» **Instruction**
Give the number of lines that contain the string "teaspoons", and nothing else.

» **Provided data**
· · ·

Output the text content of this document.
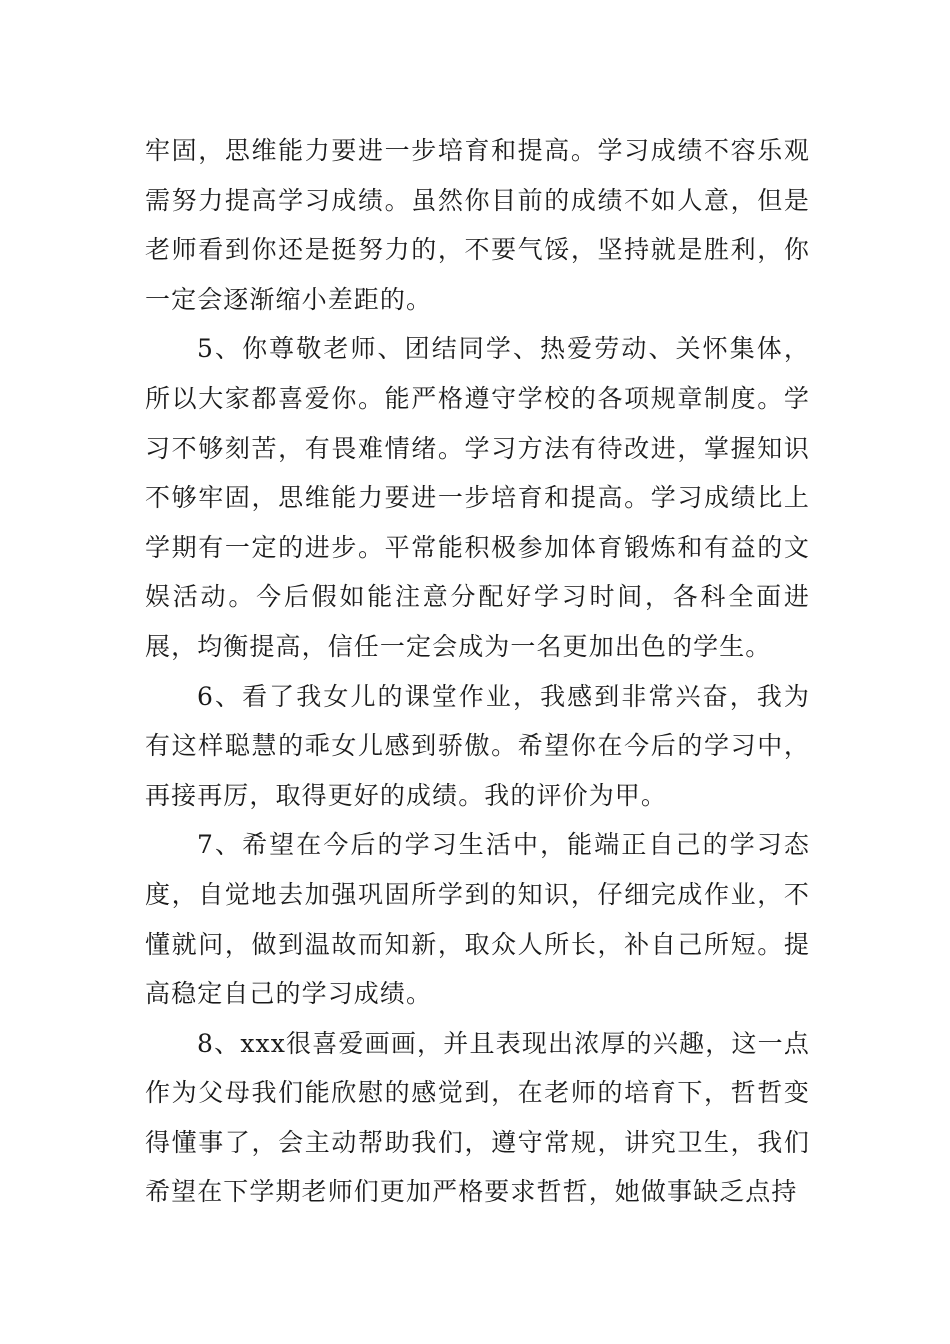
牢固，思维能力要进一步培育和提高。学习成绩不容乐观需努力提高学习成绩。虽然你目前的成绩不如人意，但是老师看到你还是挺努力的，不要气馁，坚持就是胜利，你一定会逐渐缩小差距的。

5、你尊敬老师、团结同学、热爱劳动、关怀集体，所以大家都喜爱你。能严格遵守学校的各项规章制度。学习不够刻苦，有畏难情绪。学习方法有待改进，掌握知识不够牢固，思维能力要进一步培育和提高。学习成绩比上学期有一定的进步。平常能积极参加体育锻炼和有益的文娱活动。今后假如能注意分配好学习时间，各科全面进展，均衡提高，信任一定会成为一名更加出色的学生。

6、看了我女儿的课堂作业，我感到非常兴奋，我为有这样聪慧的乖女儿感到骄傲。希望你在今后的学习中，再接再厉，取得更好的成绩。我的评价为甲。

7、希望在今后的学习生活中，能端正自己的学习态度，自觉地去加强巩固所学到的知识，仔细完成作业，不懂就问，做到温故而知新，取众人所长，补自己所短。提高稳定自己的学习成绩。

8、xxx很喜爱画画，并且表现出浓厚的兴趣，这一点作为父母我们能欣慰的感觉到，在老师的培育下，哲哲变得懂事了，会主动帮助我们，遵守常规，讲究卫生，我们希望在下学期老师们更加严格要求哲哲，她做事缺乏点持
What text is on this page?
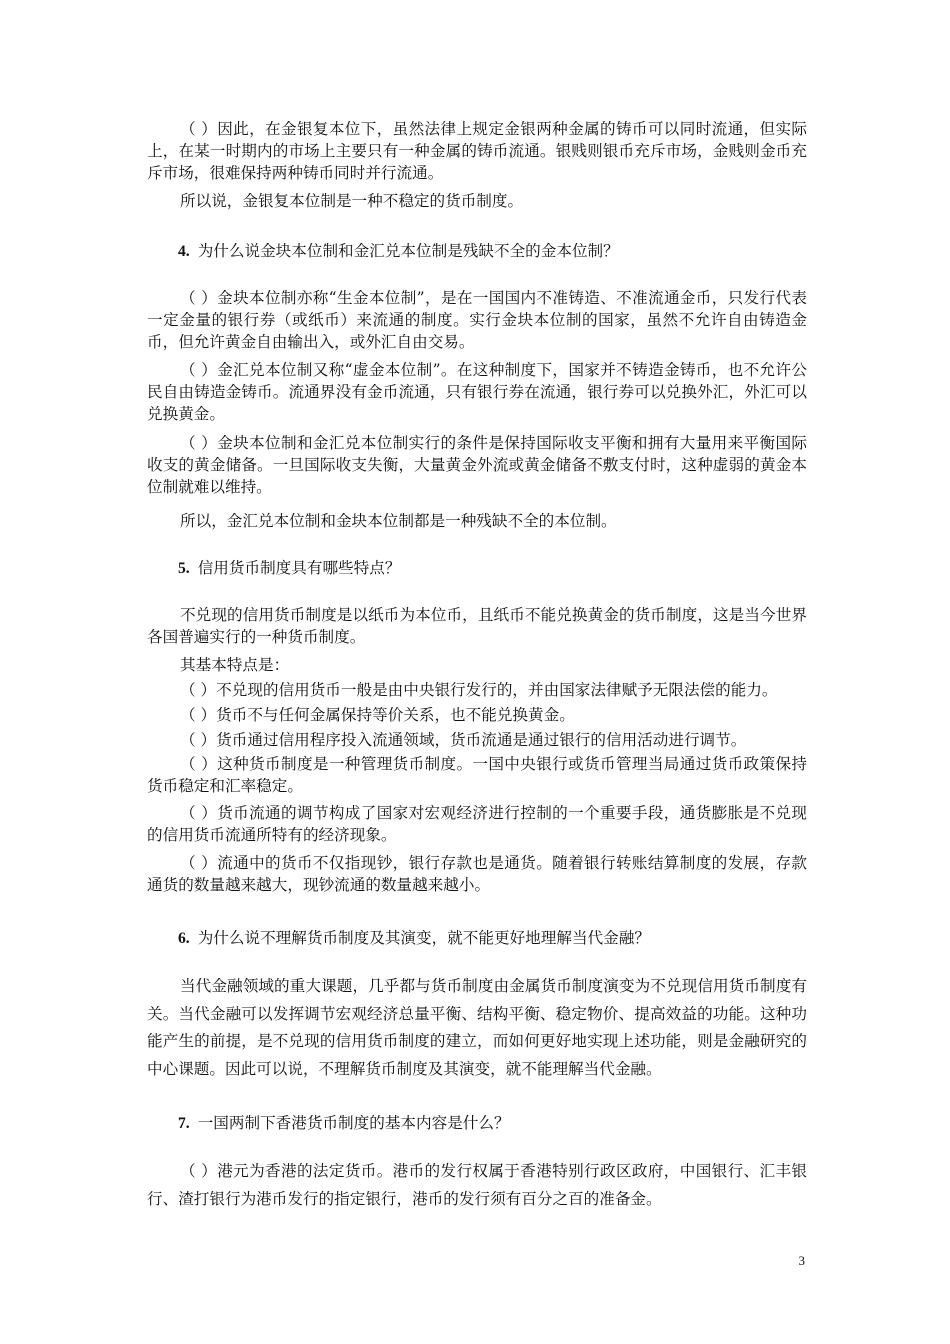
（ ）因此，在金银复本位下，虽然法律上规定金银两种金属的铸币可以同时流通，但实际上，在某一时期内的市场上主要只有一种金属的铸币流通。银贱则银币充斥市场，金贱则金币充斥市场，很难保持两种铸币同时并行流通。

所以说，金银复本位制是一种不稳定的货币制度。

4. 为什么说金块本位制和金汇兑本位制是残缺不全的金本位制？

（ ）金块本位制亦称“生金本位制”，是在一国国内不准铸造、不准流通金币，只发行代表一定金量的银行券（或纸币）来流通的制度。实行金块本位制的国家，虽然不允许自由铸造金币，但允许黄金自由输出入，或外汇自由交易。

（ ）金汇兑本位制又称“虚金本位制”。在这种制度下，国家并不铸造金铸币，也不允许公民自由铸造金铸币。流通界没有金币流通，只有银行券在流通，银行券可以兑换外汇，外汇可以兑换黄金。

（ ）金块本位制和金汇兑本位制实行的条件是保持国际收支平衡和拥有大量用来平衡国际收支的黄金储备。一旦国际收支失衡，大量黄金外流或黄金储备不敷支付时，这种虚弱的黄金本位制就难以维持。

所以，金汇兑本位制和金块本位制都是一种残缺不全的本位制。

5. 信用货币制度具有哪些特点？

不兑现的信用货币制度是以纸币为本位币，且纸币不能兑换黄金的货币制度，这是当今世界各国普遍实行的一种货币制度。

其基本特点是：

（ ）不兑现的信用货币一般是由中央银行发行的，并由国家法律赋予无限法偿的能力。

（ ）货币不与任何金属保持等价关系，也不能兑换黄金。

（ ）货币通过信用程序投入流通领域，货币流通是通过银行的信用活动进行调节。

（ ）这种货币制度是一种管理货币制度。一国中央银行或货币管理当局通过货币政策保持货币稳定和汇率稳定。

（ ）货币流通的调节构成了国家对宏观经济进行控制的一个重要手段，通货膨胀是不兑现的信用货币流通所特有的经济现象。

（ ）流通中的货币不仅指现钞，银行存款也是通货。随着银行转账结算制度的发展，存款通货的数量越来越大，现钞流通的数量越来越小。

6. 为什么说不理解货币制度及其演变，就不能更好地理解当代金融？

当代金融领域的重大课题，几乎都与货币制度由金属货币制度演变为不兑现信用货币制度有关。当代金融可以发挥调节宏观经济总量平衡、结构平衡、稳定物价、提高效益的功能。这种功能产生的前提，是不兑现的信用货币制度的建立，而如何更好地实现上述功能，则是金融研究的中心课题。因此可以说，不理解货币制度及其演变，就不能理解当代金融。

7. 一国两制下香港货币制度的基本内容是什么？

（ ）港元为香港的法定货币。港币的发行权属于香港特别行政区政府，中国银行、汇丰银行、渣打银行为港币发行的指定银行，港币的发行须有百分之百的准备金。

3
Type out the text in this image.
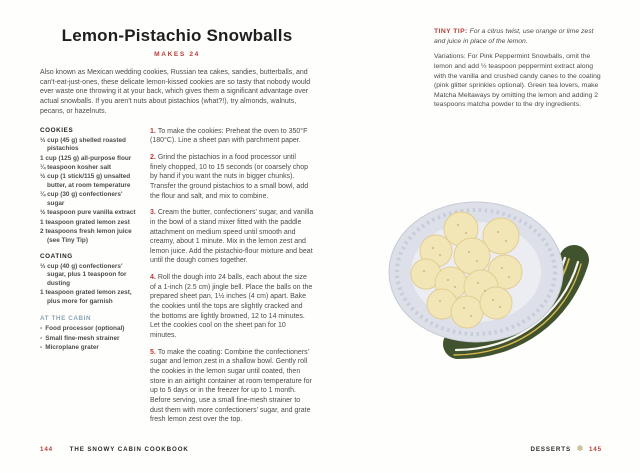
Lemon-Pistachio Snowballs
MAKES 24

Also known as Mexican wedding cookies, Russian tea cakes, sandies, butterballs, and can't-eat-just-ones, these delicate lemon-kissed cookies are so tasty that nobody would ever waste one throwing it at your back, which gives them a significant advantage over actual snowballs. If you aren't nuts about pistachios (what?!), try almonds, walnuts, pecans, or hazelnuts.

COOKIES
⅓ cup (45 g) shelled roasted pistachios
1 cup (125 g) all-purpose flour
¼ teaspoon kosher salt
½ cup (1 stick/115 g) unsalted butter, at room temperature
¼ cup (30 g) confectioners' sugar
½ teaspoon pure vanilla extract
1 teaspoon grated lemon zest
2 teaspoons fresh lemon juice (see Tiny Tip)
COATING
⅓ cup (40 g) confectioners' sugar, plus 1 teaspoon for dusting
1 teaspoon grated lemon zest, plus more for garnish
AT THE CABIN
• Food processor (optional)
• Small fine-mesh strainer
• Microplane grater

1. To make the cookies: Preheat the oven to 350°F (180°C). Line a sheet pan with parchment paper.

2. Grind the pistachios in a food processor until finely chopped, 10 to 15 seconds (or coarsely chop by hand if you want the nuts in bigger chunks). Transfer the ground pistachios to a small bowl, add the flour and salt, and mix to combine.

3. Cream the butter, confectioners' sugar, and vanilla in the bowl of a stand mixer fitted with the paddle attachment on medium speed until smooth and creamy, about 1 minute. Mix in the lemon zest and lemon juice. Add the pistachio-flour mixture and beat until the dough comes together.

4. Roll the dough into 24 balls, each about the size of a 1-inch (2.5 cm) jingle bell. Place the balls on the prepared sheet pan, 1½ inches (4 cm) apart. Bake the cookies until the tops are slightly cracked and the bottoms are lightly browned, 12 to 14 minutes. Let the cookies cool on the sheet pan for 10 minutes.

5. To make the coating: Combine the confectioners' sugar and lemon zest in a shallow bowl. Gently roll the cookies in the lemon sugar until coated, then store in an airtight container at room temperature for up to 5 days or in the freezer for up to 1 month. Before serving, use a small fine-mesh strainer to dust them with more confectioners' sugar, and grate fresh lemon zest over the top.

TINY TIP: For a citrus twist, use orange or lime zest and juice in place of the lemon.
Variations: For Pink Peppermint Snowballs, omit the lemon and add ½ teaspoon peppermint extract along with the vanilla and crushed candy canes to the coating (pink glitter sprinkles optional). Green tea lovers, make Matcha Meltaways by omitting the lemon and adding 2 teaspoons matcha powder to the dry ingredients.
144	THE SNOWY CABIN COOKBOOK	DESSERTS ❄ 145
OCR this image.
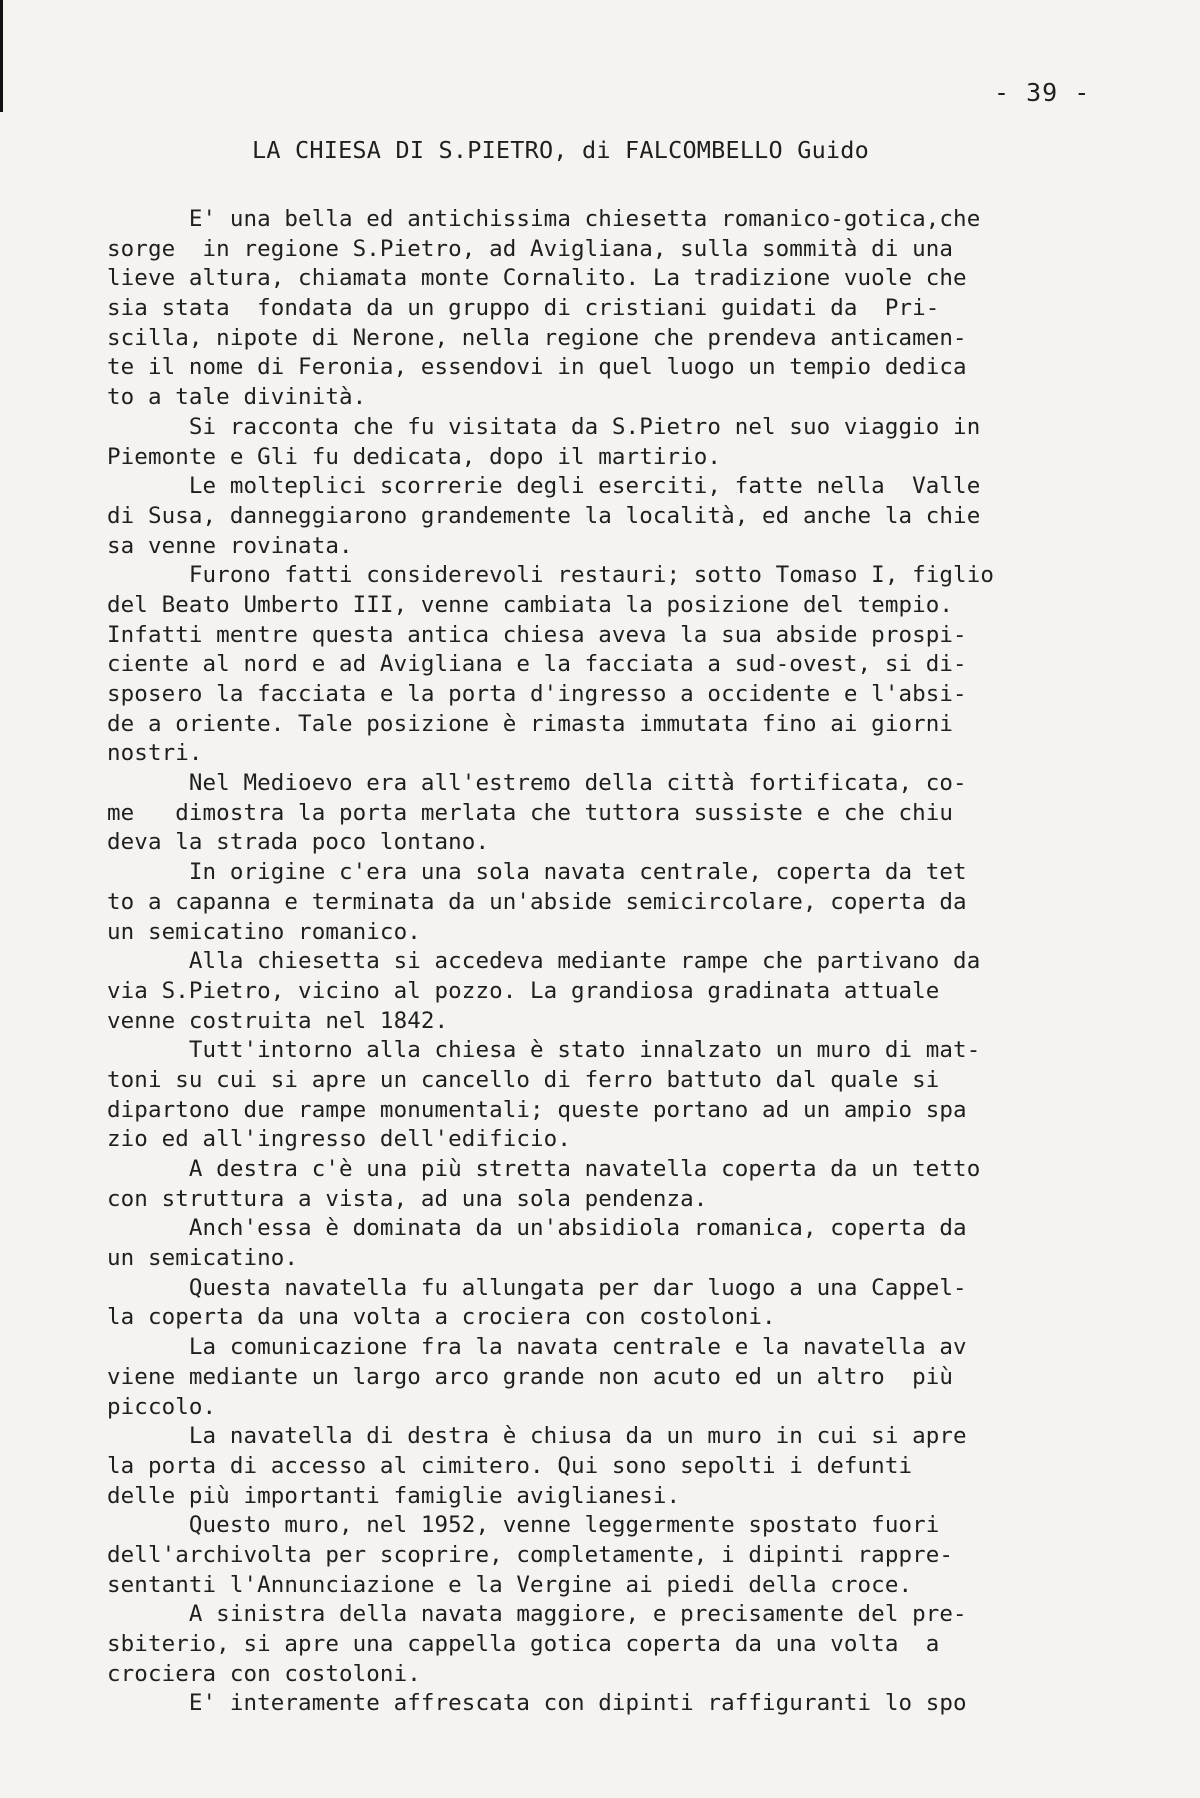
- 39 -
LA CHIESA DI S.PIETRO, di FALCOMBELLO Guido
E' una bella ed antichissima chiesetta romanico-gotica,che
sorge  in regione S.Pietro, ad Avigliana, sulla sommità di una
lieve altura, chiamata monte Cornalito. La tradizione vuole che
sia stata  fondata da un gruppo di cristiani guidati da  Pri-
scilla, nipote di Nerone, nella regione che prendeva anticamen-
te il nome di Feronia, essendovi in quel luogo un tempio dedica
to a tale divinità.
Si racconta che fu visitata da S.Pietro nel suo viaggio in
Piemonte e Gli fu dedicata, dopo il martirio.
Le molteplici scorrerie degli eserciti, fatte nella  Valle
di Susa, danneggiarono grandemente la località, ed anche la chie
sa venne rovinata.
Furono fatti considerevoli restauri; sotto Tomaso I, figlio
del Beato Umberto III, venne cambiata la posizione del tempio.
Infatti mentre questa antica chiesa aveva la sua abside prospi-
ciente al nord e ad Avigliana e la facciata a sud-ovest, si di-
sposero la facciata e la porta d'ingresso a occidente e l'absi-
de a oriente. Tale posizione è rimasta immutata fino ai giorni
nostri.
Nel Medioevo era all'estremo della città fortificata, co-
me   dimostra la porta merlata che tuttora sussiste e che chiu
deva la strada poco lontano.
In origine c'era una sola navata centrale, coperta da tet
to a capanna e terminata da un'abside semicircolare, coperta da
un semicatino romanico.
Alla chiesetta si accedeva mediante rampe che partivano da
via S.Pietro, vicino al pozzo. La grandiosa gradinata attuale
venne costruita nel 1842.
Tutt'intorno alla chiesa è stato innalzato un muro di mat-
toni su cui si apre un cancello di ferro battuto dal quale si
dipartono due rampe monumentali; queste portano ad un ampio spa
zio ed all'ingresso dell'edificio.
A destra c'è una più stretta navatella coperta da un tetto
con struttura a vista, ad una sola pendenza.
Anch'essa è dominata da un'absidiola romanica, coperta da
un semicatino.
Questa navatella fu allungata per dar luogo a una Cappel-
la coperta da una volta a crociera con costoloni.
La comunicazione fra la navata centrale e la navatella av
viene mediante un largo arco grande non acuto ed un altro  più
piccolo.
La navatella di destra è chiusa da un muro in cui si apre
la porta di accesso al cimitero. Qui sono sepolti i defunti
delle più importanti famiglie aviglianesi.
Questo muro, nel 1952, venne leggermente spostato fuori
dell'archivolta per scoprire, completamente, i dipinti rappre-
sentanti l'Annunciazione e la Vergine ai piedi della croce.
A sinistra della navata maggiore, e precisamente del pre-
sbiterio, si apre una cappella gotica coperta da una volta  a
crociera con costoloni.
E' interamente affrescata con dipinti raffiguranti lo spo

· · ·

» **Answer for this exercise**
2